-- Start of The records --
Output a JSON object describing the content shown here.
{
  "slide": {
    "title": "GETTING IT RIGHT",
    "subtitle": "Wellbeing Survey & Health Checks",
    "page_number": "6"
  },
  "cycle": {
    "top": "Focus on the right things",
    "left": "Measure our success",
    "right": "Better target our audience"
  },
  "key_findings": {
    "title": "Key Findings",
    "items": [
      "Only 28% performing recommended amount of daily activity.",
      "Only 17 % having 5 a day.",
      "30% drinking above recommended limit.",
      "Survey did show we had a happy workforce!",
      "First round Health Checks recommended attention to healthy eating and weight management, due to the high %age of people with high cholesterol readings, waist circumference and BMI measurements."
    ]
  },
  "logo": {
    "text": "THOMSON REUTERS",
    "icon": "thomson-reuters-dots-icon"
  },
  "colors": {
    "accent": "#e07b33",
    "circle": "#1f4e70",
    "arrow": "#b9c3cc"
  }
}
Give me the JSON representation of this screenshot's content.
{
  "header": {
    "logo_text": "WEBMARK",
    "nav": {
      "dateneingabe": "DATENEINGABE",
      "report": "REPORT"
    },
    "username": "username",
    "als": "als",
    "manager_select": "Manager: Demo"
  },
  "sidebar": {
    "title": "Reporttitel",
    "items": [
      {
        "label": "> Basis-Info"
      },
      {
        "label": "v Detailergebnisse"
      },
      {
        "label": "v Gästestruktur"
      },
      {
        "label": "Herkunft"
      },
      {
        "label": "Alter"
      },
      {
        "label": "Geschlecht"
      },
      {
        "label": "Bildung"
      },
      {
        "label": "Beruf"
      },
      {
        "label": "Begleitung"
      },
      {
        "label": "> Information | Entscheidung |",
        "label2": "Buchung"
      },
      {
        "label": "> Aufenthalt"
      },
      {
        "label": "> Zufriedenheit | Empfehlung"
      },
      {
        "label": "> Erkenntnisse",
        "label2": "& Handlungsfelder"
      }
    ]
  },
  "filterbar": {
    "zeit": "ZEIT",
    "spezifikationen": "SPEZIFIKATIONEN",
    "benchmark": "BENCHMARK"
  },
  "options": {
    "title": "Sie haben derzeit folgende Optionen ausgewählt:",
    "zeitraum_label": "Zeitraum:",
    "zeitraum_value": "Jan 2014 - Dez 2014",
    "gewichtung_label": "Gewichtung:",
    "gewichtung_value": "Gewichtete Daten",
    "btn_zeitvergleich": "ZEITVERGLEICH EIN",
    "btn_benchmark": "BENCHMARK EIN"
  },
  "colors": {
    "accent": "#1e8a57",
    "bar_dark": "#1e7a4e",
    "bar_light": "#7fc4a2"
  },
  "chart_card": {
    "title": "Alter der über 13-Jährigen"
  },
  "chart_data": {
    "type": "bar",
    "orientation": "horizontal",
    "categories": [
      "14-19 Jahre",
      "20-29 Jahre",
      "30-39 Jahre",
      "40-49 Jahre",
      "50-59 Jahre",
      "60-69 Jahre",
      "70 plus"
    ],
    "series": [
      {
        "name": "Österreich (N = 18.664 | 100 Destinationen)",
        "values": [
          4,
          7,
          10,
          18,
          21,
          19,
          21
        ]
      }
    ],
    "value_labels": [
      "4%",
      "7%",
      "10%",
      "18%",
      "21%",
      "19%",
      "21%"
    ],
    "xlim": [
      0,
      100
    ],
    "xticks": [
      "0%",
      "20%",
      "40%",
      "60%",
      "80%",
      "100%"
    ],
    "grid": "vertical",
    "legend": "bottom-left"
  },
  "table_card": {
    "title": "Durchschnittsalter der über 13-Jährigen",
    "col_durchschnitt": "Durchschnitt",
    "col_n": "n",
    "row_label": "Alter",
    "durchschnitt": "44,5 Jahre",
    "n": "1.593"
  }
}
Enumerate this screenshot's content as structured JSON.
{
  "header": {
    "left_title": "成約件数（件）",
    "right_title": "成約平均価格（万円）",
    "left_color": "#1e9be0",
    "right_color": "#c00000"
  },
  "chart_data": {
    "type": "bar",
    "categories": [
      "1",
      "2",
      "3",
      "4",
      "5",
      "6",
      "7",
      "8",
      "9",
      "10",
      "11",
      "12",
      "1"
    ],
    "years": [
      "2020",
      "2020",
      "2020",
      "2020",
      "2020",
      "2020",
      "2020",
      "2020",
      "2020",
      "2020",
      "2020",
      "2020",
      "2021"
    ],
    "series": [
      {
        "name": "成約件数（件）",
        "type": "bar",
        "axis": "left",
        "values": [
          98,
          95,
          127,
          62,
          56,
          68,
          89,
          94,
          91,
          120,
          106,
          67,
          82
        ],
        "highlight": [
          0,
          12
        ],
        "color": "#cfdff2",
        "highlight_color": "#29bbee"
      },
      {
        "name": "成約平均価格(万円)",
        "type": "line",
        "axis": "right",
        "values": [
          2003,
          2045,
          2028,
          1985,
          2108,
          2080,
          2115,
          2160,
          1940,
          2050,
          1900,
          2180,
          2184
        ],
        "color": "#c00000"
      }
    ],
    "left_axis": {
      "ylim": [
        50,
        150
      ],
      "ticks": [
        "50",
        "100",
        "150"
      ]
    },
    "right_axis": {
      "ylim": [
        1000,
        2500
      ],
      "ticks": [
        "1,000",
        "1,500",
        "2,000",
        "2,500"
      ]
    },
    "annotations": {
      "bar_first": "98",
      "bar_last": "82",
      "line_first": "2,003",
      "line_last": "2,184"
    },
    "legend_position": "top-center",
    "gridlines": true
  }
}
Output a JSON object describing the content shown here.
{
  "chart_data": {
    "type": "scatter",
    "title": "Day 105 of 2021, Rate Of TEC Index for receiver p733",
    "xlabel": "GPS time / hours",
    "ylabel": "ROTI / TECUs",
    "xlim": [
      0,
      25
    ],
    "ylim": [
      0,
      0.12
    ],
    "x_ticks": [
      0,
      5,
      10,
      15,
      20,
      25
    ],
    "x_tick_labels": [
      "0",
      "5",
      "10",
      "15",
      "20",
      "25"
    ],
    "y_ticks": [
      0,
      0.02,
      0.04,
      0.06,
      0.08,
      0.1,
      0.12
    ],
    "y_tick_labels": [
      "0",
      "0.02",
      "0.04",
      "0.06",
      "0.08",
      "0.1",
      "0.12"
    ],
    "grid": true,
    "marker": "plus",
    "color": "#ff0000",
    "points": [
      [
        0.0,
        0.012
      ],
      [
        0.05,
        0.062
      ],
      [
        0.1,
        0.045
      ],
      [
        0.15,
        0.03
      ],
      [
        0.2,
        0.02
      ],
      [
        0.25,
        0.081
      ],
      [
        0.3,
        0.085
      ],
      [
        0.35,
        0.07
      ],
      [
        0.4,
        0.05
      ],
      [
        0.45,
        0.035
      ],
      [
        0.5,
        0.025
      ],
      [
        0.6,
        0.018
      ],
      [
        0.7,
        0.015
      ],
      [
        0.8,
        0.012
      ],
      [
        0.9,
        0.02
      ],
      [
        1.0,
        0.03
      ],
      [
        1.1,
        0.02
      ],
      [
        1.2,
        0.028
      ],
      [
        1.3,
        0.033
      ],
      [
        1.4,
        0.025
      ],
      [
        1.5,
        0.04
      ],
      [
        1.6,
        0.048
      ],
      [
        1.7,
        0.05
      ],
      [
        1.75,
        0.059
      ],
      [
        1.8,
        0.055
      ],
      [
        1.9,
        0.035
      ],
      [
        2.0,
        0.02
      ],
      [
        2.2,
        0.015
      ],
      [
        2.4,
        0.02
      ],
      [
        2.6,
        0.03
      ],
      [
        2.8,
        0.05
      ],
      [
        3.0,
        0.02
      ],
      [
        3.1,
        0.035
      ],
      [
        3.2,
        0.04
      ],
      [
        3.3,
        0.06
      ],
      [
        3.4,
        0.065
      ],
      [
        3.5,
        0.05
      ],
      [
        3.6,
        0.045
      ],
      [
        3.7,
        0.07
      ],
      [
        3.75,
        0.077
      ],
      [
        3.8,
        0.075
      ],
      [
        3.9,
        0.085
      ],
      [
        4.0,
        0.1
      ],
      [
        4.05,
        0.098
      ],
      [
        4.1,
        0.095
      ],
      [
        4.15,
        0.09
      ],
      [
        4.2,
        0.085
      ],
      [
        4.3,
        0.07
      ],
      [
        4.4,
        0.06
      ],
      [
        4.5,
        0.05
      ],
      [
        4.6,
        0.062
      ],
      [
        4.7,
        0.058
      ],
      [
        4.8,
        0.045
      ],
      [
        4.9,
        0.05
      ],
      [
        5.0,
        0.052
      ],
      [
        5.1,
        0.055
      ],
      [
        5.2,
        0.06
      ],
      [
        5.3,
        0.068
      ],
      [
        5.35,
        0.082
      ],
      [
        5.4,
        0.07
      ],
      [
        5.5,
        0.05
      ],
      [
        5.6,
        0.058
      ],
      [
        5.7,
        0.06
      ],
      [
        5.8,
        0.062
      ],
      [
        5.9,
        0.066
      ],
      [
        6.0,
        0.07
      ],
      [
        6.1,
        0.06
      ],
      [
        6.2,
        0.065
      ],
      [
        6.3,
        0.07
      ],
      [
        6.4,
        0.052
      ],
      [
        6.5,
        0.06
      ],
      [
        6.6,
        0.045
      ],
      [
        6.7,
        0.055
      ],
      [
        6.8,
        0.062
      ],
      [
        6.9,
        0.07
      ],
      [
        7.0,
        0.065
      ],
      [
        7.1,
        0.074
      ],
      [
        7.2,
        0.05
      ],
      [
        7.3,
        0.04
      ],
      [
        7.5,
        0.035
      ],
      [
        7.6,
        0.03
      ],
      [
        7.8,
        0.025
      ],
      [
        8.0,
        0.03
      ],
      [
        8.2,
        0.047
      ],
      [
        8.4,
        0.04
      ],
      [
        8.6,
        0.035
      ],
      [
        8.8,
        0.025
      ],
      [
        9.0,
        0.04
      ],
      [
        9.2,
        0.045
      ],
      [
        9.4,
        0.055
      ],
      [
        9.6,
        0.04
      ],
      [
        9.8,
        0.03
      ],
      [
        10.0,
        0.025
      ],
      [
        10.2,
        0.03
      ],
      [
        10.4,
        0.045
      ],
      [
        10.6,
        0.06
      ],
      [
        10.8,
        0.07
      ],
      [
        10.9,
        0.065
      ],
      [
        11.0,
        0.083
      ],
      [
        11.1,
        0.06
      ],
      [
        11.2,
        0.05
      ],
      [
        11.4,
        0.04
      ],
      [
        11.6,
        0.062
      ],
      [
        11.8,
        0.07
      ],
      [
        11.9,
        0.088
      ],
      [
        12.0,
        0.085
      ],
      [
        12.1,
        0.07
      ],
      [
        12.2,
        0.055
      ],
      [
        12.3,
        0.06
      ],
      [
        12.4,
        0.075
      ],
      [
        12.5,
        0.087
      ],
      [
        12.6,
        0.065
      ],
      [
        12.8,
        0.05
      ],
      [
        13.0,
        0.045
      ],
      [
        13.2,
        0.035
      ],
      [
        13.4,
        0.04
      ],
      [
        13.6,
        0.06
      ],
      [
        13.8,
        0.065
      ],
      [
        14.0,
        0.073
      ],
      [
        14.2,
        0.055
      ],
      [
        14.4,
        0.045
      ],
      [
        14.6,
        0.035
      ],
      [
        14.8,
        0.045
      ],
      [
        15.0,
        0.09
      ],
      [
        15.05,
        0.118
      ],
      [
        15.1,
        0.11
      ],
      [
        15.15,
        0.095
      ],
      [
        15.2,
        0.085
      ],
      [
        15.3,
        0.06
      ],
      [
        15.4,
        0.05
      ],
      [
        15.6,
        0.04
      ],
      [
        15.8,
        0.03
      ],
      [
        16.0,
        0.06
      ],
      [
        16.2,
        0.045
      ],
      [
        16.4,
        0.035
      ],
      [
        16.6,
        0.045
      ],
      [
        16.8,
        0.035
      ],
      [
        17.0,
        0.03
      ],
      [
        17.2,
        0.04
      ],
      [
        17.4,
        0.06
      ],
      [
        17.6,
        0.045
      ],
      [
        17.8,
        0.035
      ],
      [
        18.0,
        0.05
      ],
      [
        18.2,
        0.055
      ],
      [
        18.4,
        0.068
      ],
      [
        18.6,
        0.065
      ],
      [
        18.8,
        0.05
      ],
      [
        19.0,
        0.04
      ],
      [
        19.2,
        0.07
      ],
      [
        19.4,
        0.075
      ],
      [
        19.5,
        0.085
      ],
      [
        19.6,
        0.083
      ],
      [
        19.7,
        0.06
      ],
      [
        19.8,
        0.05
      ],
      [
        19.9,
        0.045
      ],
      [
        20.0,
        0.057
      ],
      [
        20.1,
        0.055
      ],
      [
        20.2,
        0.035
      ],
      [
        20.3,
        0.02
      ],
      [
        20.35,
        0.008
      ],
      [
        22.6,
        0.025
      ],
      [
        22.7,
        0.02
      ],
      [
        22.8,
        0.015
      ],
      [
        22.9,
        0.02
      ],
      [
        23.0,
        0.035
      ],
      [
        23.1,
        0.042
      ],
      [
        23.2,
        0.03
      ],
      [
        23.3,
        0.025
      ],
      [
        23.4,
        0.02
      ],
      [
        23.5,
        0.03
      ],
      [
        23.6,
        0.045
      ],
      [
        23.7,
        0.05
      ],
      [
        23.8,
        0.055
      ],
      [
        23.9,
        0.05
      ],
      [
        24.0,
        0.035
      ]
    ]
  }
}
-- End of The records --
> _Exercise directions_
Copy out each line of the records where the string "Survey" appears.

> _Result for this exercise_
    "subtitle": "Wellbeing Survey & Health Checks",
      "Survey did show we had a happy workforce!",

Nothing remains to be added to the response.